*WORK TO DO:*
Repeat exactly each line of the data provided below.

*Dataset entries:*
◇ ◇ ◇ ◇ ◇ ◇ ◇
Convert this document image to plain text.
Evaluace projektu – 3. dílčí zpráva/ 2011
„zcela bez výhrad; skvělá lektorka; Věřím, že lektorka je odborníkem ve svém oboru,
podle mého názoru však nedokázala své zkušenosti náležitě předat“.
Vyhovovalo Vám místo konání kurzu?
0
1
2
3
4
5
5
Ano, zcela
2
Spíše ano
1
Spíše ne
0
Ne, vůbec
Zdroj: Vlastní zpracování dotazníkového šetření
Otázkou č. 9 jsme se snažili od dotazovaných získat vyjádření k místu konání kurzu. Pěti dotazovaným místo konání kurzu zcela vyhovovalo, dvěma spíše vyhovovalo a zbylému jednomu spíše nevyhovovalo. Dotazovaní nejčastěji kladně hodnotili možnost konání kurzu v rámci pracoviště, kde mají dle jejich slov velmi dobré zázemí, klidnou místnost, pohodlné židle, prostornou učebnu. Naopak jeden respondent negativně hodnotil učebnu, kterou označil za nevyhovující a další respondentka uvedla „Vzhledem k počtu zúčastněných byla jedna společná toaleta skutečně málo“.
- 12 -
◇ ◇ ◇ ◇ ◇ ◇ ◇
*COMPLETE OUTPUT:*
Convert this document image to plain text.
Evaluace projektu – 3. dílčí zpráva/ 2011
„zcela bez výhrad; skvělá lektorka; Věřím, že lektorka je odborníkem ve svém oboru,
podle mého názoru však nedokázala své zkušenosti náležitě předat“.
Vyhovovalo Vám místo konání kurzu?
0
1
2
3
4
5
5
Ano, zcela
2
Spíše ano
1
Spíše ne
0
Ne, vůbec
Zdroj: Vlastní zpracování dotazníkového šetření
Otázkou č. 9 jsme se snažili od dotazovaných získat vyjádření k místu konání kurzu. Pěti dotazovaným místo konání kurzu zcela vyhovovalo, dvěma spíše vyhovovalo a zbylému jednomu spíše nevyhovovalo. Dotazovaní nejčastěji kladně hodnotili možnost konání kurzu v rámci pracoviště, kde mají dle jejich slov velmi dobré zázemí, klidnou místnost, pohodlné židle, prostornou učebnu. Naopak jeden respondent negativně hodnotil učebnu, kterou označil za nevyhovující a další respondentka uvedla „Vzhledem k počtu zúčastněných byla jedna společná toaleta skutečně málo“.
- 12 -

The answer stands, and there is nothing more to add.